- LIST OF TASKS
(1) Reproduce the text of the passage about Peter Jones and Eliza between "Two years after" and "17 August 1890.", inclusive.
(2) Take the passage about Peter Jones and Eliza further, picking up after its final sentence.

- SOURCE PASSAGE
::::::::::
Two years after Peter’s death Eliza married a non-Indigenous farmer. The marriage proved unhappy, in such contrast to the first.  They eventually broke up. In one of her notebooks Eliza recorded “my own tastes, & feelings & sympathies, were not and never could be in union with my husbands” who did not have Peter’s “natural refinement & amiable qualities.” Continuing to make trips to England, she taught painting in Brantford, in addition to her writing, before she lost her sight about 1880. The last years of her life were spent in Lambeth Cottage, her home in Brantford, where she died on 17 August 1890.

In her Toronto Sunday Star column “Book World” on 29 November 1987, Beverley Slopen captured the freshness of one of my most important research moments. She recorded my description of the moment Patricia Appavoo of the Victoria University Library at the University of Toronto showed me an 1832 portrait of Peter Jones. Thirteen years later it would grace the cover of my biography Sacred Feathers. I told her: “I just stared at it. I must have gazed at it for half an hour. He was 30 years old, on the brink of his career, and he was courting Eliza. I saw a very approachable, dedicated person. There is a softness in his eyes and a sense of humor.” The Victoria University Library also had a portrait of Eliza by the same artist. I described to Ms. Slopen the effect of seeing both portraits together: “I had been studying them for so long it was like meeting someone. They just sort of stepped out of the portrait frame.”
::::::::::
- EXCERPTED RECORDS
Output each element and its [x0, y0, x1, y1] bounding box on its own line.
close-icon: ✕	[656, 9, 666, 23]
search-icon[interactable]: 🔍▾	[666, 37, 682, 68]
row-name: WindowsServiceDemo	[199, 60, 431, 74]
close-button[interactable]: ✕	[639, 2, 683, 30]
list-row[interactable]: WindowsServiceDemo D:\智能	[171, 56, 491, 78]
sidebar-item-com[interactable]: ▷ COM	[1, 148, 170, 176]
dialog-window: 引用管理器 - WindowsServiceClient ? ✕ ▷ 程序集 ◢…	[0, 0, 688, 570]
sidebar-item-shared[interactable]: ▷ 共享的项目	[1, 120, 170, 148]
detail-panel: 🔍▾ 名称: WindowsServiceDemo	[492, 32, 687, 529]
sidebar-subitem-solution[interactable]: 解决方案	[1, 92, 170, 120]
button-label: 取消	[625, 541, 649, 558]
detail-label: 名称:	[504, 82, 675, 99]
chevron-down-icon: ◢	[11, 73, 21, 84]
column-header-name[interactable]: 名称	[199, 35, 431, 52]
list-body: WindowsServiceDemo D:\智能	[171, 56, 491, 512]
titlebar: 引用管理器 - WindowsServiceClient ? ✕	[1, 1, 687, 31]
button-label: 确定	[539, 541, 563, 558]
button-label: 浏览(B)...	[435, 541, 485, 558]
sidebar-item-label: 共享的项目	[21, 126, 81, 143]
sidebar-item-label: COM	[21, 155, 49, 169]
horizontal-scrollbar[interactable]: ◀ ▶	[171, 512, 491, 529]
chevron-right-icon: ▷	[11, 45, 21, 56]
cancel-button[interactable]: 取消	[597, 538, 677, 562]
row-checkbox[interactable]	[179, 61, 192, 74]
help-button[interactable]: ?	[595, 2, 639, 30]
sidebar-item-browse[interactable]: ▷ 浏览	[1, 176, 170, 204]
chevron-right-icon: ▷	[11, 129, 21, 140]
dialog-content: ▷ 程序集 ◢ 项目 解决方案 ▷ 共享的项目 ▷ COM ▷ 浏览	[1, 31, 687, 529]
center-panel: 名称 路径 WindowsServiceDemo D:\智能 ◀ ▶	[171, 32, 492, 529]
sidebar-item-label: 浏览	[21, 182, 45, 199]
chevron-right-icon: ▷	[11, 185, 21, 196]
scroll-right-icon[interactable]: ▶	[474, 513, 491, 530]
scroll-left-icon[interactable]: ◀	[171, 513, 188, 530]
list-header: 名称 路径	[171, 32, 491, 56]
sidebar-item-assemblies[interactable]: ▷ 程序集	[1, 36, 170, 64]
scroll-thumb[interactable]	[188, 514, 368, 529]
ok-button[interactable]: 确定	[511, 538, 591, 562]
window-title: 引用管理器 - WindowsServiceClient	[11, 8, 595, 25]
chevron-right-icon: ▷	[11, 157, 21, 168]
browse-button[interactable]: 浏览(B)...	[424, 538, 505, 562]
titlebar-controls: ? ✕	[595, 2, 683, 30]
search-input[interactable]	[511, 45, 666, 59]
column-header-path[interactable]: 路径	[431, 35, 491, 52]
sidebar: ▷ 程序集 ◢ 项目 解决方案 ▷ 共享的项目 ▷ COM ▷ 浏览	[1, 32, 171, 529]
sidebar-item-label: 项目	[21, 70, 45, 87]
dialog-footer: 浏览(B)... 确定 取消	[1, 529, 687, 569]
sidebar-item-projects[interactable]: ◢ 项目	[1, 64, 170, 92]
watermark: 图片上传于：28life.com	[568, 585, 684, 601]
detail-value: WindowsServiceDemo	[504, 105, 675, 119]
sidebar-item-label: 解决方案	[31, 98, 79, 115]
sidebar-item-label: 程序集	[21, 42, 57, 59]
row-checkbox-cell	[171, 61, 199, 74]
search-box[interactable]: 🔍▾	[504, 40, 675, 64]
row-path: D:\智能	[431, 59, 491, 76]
::::::::::
- SET OF ANSWERS
(1)
Two years after Peter’s death Eliza married a non-Indigenous farmer. The marriage proved unhappy, in such contrast to the first.  They eventually broke up. In one of her notebooks Eliza recorded “my own tastes, & feelings & sympathies, were not and never could be in union with my husbands” who did not have Peter’s “natural refinement & amiable qualities.” Continuing to make trips to England, she taught painting in Brantford, in addition to her writing, before she lost her sight about 1880. The last years of her life were spent in Lambeth Cottage, her home in Brantford, where she died on 17 August 1890.

(2)
Further Reading

For two full-length studies of Peter Jones and the Mississauga, see: Sacred Feathers. The Reverend Peter Jones (Kahkewaquonaby) and the Mississauga Indians, first appeared in 1987, second edition in 2013. The sequel, Mississauga Portraits, Ojibwe Voices from Nineteenth-Century Canada, was published in 2013, also by the University of Toronto Press. My three-part series on the couple appeared in the mid-1970s: “The transatlantic courtship of the Reverend Peter Jones,” Beaver, outfit 308 (summer 1977): 4-13; “Eliza and the Reverend Peter Jones,” Beaver, outfit 308 (autumn 1977): 40-46; “Peter and Eliza Jones: their last years,” Beaver, outfit 308 (winter 1977): 16-23. An excellent study of Peter and Eliza’s third son, who became a medical doctor (Queen’s University) and later succeeded his father as a chief at New Credit, is Allan Sherwin’s Bridging Two Peoples. Chief Peter E. Jones, 1843-1909, published by Wilfrid Laurier University Press, 2012.

My general comments on the Ojibwe language, from Fred Wheatley’s course, appear in my 2013 introduction to the second edition of Sacred Feathers (Toronto, 2013), pp. xviii-xx. The American scholar Michael D. McNally confirms the power of Ojibwe Christian hymns in Ojibwe Singers. Hymns, Grief, and a Native Culture in Motion (2000). After Peter’s death Eliza arranged for the publication of his diaries and an unfinished history of the Ojibwa; Life and Journals appeared in 1860 and History of the Ojebway Indians followed in 1861. In contrast to her publication of his diaries, she compiled and shaped the historical volume that Peter had not completed. For a full study of Eliza’s own surviving diaries, see Jennifer Lund, “Negotiating Race and Gender in the Diaries of Eliza Jones, British Wife of an Ojibwa Missionary in Upper Canada, 1823-1883” (Ph.D. thesis, Women’s Studies, York University, 2010).